"""

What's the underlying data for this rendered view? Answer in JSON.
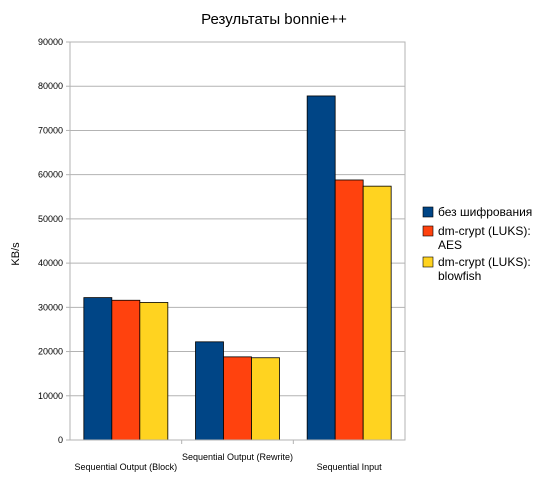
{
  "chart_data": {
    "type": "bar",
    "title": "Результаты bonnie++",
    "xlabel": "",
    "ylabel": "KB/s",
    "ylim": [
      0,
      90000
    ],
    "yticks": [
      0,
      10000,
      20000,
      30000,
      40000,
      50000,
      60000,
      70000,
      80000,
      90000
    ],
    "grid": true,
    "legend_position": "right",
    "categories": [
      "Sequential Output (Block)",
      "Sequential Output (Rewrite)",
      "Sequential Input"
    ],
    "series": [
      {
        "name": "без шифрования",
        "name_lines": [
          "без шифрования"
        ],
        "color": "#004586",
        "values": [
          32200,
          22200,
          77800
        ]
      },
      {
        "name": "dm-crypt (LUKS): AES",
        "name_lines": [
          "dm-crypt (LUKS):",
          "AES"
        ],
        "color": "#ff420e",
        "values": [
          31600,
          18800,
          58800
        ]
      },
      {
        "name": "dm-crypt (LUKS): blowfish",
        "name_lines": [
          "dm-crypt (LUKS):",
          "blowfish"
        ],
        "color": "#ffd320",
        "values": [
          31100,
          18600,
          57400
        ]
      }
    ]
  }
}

"""
"""

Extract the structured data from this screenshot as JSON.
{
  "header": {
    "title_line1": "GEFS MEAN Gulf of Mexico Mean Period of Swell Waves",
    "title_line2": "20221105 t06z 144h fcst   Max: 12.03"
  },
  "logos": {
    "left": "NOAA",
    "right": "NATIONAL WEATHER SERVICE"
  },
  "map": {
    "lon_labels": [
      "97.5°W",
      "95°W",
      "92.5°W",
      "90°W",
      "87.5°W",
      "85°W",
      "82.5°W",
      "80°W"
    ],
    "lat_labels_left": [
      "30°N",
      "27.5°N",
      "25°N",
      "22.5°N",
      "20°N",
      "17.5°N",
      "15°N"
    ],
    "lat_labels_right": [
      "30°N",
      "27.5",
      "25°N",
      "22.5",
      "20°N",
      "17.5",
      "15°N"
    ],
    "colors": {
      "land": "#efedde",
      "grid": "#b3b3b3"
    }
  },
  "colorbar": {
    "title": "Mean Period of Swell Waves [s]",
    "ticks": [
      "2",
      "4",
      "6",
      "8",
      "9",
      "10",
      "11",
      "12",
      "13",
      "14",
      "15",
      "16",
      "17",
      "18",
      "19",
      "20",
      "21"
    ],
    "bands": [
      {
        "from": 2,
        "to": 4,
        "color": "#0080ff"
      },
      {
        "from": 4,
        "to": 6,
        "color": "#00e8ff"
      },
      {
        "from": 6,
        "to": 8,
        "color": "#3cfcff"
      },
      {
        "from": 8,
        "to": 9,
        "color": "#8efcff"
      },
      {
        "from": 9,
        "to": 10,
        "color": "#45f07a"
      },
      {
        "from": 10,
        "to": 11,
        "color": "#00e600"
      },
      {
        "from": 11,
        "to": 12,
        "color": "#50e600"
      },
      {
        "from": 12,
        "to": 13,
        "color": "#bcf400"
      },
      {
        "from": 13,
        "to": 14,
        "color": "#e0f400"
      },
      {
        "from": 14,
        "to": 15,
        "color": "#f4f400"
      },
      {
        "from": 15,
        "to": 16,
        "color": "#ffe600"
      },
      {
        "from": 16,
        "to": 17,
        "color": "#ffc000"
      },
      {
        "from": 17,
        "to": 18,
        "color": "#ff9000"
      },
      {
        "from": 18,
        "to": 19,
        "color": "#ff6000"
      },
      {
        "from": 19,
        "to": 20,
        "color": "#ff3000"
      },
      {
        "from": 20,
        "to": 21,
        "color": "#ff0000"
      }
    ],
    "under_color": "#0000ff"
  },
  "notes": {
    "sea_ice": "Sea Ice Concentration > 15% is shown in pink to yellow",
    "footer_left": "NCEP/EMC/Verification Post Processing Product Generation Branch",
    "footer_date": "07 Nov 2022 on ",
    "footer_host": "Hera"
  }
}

"""

§ TASK BRIEF
Pull out all lines from the entries above that include the word "crypt".

§ PROBLEM SOLUTION
        "name": "dm-crypt (LUKS): AES",
          "dm-crypt (LUKS):",
        "name": "dm-crypt (LUKS): blowfish",
          "dm-crypt (LUKS):",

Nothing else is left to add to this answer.